- WRITTEN EXERCISE:
Each line below should be retyped exactly, with no pictures.

Start RECORD EXCERPTS

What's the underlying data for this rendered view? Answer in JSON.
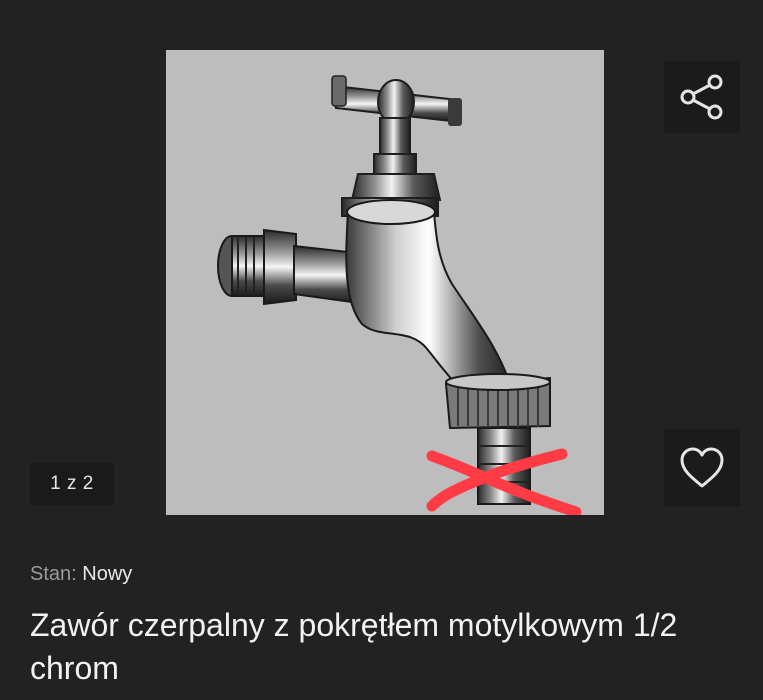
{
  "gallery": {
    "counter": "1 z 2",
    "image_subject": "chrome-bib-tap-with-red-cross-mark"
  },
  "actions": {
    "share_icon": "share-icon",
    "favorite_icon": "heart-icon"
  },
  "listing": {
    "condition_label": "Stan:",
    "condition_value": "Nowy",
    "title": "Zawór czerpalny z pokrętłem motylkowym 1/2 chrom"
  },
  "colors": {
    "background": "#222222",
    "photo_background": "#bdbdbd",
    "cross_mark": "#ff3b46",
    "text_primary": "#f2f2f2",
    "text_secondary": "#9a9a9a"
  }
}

End RECORD EXCERPTS

- CORRECT ANSWER:
What's the underlying data for this rendered view? Answer in JSON.
{
  "gallery": {
    "counter": "1 z 2",
    "image_subject": "chrome-bib-tap-with-red-cross-mark"
  },
  "actions": {
    "share_icon": "share-icon",
    "favorite_icon": "heart-icon"
  },
  "listing": {
    "condition_label": "Stan:",
    "condition_value": "Nowy",
    "title": "Zawór czerpalny z pokrętłem motylkowym 1/2 chrom"
  },
  "colors": {
    "background": "#222222",
    "photo_background": "#bdbdbd",
    "cross_mark": "#ff3b46",
    "text_primary": "#f2f2f2",
    "text_secondary": "#9a9a9a"
  }
}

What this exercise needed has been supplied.